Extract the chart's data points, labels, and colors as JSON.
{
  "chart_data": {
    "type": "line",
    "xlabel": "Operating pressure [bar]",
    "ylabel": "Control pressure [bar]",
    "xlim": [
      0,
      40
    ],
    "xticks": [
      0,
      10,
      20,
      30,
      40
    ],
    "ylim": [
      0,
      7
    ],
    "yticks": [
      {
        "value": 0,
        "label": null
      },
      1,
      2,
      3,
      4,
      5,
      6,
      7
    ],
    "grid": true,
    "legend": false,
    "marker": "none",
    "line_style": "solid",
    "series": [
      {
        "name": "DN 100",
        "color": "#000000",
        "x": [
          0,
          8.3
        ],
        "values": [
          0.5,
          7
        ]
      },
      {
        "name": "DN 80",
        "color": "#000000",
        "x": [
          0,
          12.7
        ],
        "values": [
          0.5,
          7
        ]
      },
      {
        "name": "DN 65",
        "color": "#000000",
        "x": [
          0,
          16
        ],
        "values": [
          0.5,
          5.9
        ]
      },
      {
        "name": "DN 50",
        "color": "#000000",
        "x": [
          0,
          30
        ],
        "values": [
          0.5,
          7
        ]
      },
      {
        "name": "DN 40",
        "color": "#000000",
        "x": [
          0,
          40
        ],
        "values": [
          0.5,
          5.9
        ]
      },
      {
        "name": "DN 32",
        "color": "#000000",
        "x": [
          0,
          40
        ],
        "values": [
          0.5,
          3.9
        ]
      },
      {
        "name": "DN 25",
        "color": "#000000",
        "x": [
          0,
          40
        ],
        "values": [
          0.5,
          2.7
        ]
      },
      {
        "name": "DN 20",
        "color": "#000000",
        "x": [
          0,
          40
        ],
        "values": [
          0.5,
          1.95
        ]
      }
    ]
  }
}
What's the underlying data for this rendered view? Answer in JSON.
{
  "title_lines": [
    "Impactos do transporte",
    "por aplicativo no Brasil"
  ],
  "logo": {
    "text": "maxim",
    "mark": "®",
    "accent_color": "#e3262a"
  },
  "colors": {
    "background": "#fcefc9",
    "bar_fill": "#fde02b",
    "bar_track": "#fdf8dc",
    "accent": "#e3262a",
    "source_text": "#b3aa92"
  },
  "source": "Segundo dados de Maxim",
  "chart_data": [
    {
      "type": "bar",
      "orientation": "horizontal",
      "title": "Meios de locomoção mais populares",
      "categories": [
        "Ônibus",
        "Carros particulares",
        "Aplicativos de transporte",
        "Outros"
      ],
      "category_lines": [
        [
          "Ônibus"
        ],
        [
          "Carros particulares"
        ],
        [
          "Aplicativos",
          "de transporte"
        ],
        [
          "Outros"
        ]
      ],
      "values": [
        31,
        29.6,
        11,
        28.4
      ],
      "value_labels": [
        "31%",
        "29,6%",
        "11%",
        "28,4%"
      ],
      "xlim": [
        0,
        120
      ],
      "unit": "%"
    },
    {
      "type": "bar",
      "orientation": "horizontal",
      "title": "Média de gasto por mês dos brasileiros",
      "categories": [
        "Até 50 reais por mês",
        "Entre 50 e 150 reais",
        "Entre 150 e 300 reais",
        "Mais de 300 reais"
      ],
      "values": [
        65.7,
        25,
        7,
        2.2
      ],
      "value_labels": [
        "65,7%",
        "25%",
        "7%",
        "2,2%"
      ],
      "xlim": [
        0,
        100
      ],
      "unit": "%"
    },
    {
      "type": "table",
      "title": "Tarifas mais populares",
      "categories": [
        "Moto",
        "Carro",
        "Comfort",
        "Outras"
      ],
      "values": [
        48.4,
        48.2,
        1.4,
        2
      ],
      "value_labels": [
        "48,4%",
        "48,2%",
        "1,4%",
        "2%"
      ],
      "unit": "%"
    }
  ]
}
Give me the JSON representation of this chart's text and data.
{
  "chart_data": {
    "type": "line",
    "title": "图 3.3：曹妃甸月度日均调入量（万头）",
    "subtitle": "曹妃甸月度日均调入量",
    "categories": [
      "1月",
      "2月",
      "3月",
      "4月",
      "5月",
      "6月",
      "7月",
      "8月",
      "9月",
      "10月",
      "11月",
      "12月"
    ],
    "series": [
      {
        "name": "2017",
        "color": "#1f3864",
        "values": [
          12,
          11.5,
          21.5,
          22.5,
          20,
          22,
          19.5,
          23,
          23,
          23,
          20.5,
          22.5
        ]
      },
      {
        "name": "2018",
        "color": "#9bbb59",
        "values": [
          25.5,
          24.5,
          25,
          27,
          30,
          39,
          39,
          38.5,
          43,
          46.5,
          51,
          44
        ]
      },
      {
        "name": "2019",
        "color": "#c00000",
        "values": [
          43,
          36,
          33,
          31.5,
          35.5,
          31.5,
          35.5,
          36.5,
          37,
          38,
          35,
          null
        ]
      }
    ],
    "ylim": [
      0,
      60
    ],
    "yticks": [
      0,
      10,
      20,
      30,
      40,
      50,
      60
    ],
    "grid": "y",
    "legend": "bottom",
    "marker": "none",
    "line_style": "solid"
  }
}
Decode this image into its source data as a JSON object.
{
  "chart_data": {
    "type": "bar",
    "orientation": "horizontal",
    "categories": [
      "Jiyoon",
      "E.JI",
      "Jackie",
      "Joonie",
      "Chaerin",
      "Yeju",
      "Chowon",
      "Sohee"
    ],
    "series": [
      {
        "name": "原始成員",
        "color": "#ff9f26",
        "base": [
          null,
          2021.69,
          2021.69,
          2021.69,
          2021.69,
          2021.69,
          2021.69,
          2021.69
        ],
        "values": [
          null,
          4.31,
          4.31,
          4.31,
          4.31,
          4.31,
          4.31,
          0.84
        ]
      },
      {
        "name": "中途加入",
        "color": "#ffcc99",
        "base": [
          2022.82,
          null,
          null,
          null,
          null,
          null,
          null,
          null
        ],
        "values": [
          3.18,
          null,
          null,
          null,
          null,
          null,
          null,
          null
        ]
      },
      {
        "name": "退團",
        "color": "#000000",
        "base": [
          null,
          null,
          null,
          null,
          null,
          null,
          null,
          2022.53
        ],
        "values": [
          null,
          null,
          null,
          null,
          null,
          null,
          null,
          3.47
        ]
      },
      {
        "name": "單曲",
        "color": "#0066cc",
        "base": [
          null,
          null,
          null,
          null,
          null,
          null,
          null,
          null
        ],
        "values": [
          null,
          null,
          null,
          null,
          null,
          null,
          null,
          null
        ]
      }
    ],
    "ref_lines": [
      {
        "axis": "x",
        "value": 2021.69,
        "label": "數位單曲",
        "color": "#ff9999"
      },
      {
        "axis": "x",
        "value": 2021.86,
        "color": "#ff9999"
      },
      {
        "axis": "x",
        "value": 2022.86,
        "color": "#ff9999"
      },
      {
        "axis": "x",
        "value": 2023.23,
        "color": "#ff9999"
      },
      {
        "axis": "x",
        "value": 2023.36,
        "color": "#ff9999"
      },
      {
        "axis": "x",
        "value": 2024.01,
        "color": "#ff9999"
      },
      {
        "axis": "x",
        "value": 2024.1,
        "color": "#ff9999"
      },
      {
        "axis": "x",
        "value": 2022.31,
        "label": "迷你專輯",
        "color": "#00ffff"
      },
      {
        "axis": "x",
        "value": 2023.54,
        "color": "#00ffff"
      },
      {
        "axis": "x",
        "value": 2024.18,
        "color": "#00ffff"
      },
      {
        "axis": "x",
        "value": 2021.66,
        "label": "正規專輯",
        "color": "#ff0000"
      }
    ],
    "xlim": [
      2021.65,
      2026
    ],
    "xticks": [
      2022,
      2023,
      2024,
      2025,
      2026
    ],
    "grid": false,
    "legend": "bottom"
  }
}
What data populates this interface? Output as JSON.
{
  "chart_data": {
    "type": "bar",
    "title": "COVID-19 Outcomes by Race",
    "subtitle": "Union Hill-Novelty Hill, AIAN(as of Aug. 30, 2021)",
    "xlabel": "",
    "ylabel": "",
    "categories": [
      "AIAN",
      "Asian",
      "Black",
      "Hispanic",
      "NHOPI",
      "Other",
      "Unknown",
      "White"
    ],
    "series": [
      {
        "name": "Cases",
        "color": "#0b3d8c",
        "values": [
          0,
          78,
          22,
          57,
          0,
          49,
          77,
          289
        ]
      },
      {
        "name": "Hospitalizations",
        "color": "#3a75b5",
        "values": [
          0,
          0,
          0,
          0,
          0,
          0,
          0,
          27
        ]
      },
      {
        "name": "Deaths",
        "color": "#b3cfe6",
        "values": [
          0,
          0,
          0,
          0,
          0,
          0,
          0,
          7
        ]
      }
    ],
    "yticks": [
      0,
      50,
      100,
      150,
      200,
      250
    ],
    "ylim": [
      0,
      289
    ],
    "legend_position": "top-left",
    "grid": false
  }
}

□ □ □ □

EXERCISE: Report each line in the data that holds the word "particulares".

THE OUTPUT:
        "Carros particulares",
          "Carros particulares"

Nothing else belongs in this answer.